**ARBEITSAUFTRAG:**
Gib den Teil der Auflistung, der mit der Zeile mit „bar (281, 516, 309, 593)“ beginnt und mit der Zeile mit „line (87, 112, 669, 538)“ endet, als nummerierte Liste ohne Leerzeilen wieder. Beide Zeilen gehören dazu.

**ERFASSTE ANGABEN:**
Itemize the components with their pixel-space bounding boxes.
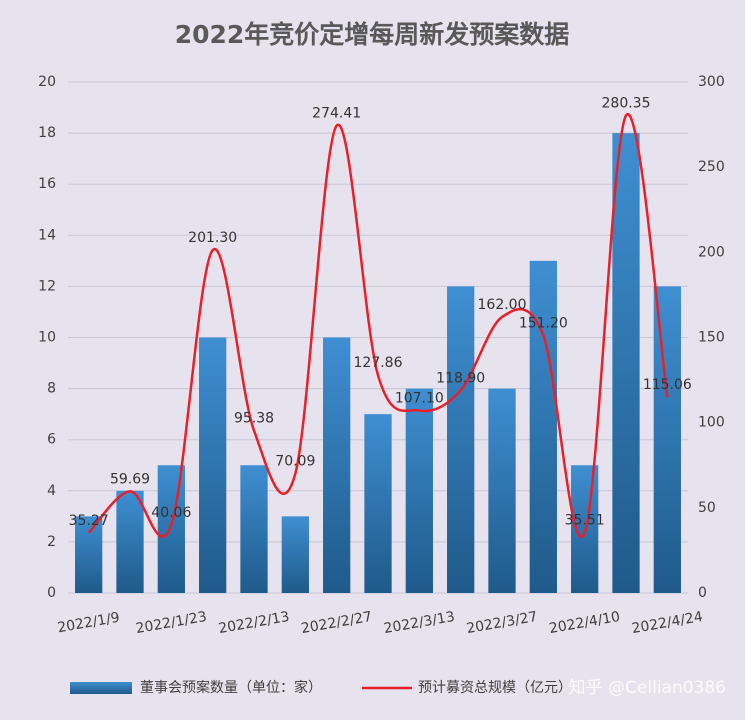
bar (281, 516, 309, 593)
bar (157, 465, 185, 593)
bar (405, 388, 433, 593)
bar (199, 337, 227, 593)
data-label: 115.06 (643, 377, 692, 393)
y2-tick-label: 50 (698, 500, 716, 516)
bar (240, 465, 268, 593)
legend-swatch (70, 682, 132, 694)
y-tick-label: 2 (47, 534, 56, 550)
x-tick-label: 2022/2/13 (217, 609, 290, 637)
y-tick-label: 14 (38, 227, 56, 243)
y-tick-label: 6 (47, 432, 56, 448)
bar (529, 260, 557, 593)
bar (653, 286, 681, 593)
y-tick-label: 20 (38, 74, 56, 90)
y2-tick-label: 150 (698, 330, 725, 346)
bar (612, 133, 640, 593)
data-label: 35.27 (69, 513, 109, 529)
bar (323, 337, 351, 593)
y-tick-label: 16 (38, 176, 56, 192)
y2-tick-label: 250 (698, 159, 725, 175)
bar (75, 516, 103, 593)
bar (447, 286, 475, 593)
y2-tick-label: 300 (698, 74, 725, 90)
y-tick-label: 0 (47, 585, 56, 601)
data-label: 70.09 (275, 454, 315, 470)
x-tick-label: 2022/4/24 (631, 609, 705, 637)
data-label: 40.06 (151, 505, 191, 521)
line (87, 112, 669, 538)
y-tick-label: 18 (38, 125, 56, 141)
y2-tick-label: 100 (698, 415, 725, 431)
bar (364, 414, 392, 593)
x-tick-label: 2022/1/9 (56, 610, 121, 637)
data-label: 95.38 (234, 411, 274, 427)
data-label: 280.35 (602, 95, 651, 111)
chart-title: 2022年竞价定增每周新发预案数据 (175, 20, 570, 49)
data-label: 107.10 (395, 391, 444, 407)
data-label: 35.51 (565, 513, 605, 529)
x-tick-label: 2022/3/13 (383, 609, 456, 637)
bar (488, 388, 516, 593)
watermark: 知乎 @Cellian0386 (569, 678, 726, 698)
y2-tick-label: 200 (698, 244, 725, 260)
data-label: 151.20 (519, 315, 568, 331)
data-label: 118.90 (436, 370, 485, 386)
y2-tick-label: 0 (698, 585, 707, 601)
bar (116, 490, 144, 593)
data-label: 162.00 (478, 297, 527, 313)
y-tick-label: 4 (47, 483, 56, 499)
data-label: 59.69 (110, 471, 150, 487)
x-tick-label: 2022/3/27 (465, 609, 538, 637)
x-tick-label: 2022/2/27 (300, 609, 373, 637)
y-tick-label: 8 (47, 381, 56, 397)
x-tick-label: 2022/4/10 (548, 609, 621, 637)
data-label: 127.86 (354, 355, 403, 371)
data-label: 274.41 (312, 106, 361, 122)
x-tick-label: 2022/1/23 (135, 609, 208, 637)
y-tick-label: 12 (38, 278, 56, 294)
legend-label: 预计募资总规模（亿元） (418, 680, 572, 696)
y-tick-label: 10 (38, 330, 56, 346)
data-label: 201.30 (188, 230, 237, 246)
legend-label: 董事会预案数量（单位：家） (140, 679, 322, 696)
* * *
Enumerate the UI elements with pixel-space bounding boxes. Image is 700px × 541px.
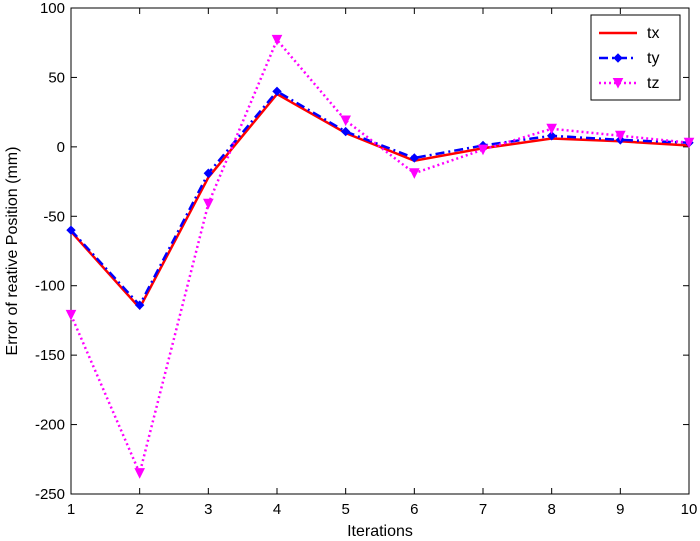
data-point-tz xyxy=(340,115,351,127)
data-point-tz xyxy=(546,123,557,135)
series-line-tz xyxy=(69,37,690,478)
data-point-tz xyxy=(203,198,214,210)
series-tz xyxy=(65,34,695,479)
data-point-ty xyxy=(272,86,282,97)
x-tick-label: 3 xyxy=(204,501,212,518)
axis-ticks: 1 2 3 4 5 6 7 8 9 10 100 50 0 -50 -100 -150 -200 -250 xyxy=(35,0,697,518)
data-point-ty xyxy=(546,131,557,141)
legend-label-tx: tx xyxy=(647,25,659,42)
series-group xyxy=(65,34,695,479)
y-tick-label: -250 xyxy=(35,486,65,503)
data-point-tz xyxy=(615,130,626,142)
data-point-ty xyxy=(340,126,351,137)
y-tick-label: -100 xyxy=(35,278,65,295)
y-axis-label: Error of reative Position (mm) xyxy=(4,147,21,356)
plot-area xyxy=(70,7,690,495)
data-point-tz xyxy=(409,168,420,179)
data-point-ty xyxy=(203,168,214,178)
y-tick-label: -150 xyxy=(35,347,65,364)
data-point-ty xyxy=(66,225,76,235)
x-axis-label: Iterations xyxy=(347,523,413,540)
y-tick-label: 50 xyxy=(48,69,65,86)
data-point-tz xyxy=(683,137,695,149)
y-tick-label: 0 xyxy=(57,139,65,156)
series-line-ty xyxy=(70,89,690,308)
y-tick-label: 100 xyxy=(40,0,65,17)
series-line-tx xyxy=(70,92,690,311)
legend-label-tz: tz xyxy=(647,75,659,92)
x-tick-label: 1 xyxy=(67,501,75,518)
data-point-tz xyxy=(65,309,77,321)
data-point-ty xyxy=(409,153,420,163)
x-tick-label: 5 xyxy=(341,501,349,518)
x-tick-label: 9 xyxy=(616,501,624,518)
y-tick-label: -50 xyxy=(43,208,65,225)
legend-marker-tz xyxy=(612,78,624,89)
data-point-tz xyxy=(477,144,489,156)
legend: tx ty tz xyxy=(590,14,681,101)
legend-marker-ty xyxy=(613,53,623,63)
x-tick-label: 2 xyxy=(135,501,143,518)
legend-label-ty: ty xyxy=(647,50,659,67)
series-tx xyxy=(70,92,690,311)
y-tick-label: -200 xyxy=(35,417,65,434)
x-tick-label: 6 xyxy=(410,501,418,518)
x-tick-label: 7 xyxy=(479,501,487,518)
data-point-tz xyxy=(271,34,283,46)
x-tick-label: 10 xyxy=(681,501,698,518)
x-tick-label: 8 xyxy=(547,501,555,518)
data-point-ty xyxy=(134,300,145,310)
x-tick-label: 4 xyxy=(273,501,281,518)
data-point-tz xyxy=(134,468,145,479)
* * *
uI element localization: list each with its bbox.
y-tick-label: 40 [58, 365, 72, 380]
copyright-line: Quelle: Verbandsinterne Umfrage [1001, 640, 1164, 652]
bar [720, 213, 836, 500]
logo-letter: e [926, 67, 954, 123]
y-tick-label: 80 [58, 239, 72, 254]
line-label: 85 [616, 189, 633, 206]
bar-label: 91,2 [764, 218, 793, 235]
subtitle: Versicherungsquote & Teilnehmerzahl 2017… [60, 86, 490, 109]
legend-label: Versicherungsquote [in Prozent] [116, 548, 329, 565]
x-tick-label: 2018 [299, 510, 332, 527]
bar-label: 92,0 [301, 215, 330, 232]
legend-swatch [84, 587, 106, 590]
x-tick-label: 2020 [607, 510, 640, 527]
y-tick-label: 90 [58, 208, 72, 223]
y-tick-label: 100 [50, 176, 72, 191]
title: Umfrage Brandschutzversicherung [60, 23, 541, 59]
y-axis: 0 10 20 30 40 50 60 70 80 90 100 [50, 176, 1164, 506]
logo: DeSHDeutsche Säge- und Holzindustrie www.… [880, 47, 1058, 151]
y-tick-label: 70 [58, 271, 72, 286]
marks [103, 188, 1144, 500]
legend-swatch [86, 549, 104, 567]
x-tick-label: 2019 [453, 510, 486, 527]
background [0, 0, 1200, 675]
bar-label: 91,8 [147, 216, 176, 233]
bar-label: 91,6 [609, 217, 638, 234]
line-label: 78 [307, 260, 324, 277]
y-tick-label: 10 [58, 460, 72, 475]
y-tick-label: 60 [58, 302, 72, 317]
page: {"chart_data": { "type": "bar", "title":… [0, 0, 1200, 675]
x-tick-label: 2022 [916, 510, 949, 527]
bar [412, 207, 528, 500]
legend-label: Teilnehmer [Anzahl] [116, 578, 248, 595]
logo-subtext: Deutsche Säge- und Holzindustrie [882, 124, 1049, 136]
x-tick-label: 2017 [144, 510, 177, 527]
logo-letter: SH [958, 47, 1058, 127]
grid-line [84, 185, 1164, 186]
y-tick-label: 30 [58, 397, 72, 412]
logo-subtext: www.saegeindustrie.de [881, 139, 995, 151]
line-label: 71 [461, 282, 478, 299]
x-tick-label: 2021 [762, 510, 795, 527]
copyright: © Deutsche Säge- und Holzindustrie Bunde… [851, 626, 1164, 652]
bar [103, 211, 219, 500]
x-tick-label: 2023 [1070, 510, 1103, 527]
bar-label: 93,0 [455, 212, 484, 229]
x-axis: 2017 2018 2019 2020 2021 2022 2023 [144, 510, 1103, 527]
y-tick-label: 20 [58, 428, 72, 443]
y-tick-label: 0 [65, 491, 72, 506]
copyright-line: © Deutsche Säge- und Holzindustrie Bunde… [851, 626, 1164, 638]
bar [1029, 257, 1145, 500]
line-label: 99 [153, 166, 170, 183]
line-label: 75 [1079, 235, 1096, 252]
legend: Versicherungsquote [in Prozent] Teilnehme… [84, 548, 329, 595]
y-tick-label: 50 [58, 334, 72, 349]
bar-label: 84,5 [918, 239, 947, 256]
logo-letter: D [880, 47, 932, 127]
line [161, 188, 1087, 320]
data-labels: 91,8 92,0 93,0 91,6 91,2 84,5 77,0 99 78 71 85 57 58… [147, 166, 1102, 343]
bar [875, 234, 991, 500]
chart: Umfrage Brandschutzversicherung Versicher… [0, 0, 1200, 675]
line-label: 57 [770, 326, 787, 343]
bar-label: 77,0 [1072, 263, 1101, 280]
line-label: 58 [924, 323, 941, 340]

**ERGEBNIS DER ÜBUNG:**
1. bar (281, 516, 309, 593)
2. bar (157, 465, 185, 593)
3. bar (405, 388, 433, 593)
4. bar (199, 337, 227, 593)
5. data-label: 115.06 (643, 377, 692, 393)
6. y2-tick-label: 50 (698, 500, 716, 516)
7. bar (240, 465, 268, 593)
8. legend-swatch (70, 682, 132, 694)
9. y-tick-label: 2 (47, 534, 56, 550)
10. x-tick-label: 2022/2/13 (217, 609, 290, 637)
11. y-tick-label: 14 (38, 227, 56, 243)
12. y-tick-label: 6 (47, 432, 56, 448)
13. bar (529, 260, 557, 593)
14. bar (653, 286, 681, 593)
15. y-tick-label: 20 (38, 74, 56, 90)
16. y2-tick-label: 150 (698, 330, 725, 346)
17. bar (612, 133, 640, 593)
18. data-label: 35.27 (69, 513, 109, 529)
19. bar (323, 337, 351, 593)
20. y-tick-label: 16 (38, 176, 56, 192)
21. y2-tick-label: 250 (698, 159, 725, 175)
22. bar (75, 516, 103, 593)
23. bar (447, 286, 475, 593)
24. y2-tick-label: 300 (698, 74, 725, 90)
25. y-tick-label: 0 (47, 585, 56, 601)
26. data-label: 70.09 (275, 454, 315, 470)
27. x-tick-label: 2022/4/24 (631, 609, 705, 637)
28. data-label: 40.06 (151, 505, 191, 521)
29. line (87, 112, 669, 538)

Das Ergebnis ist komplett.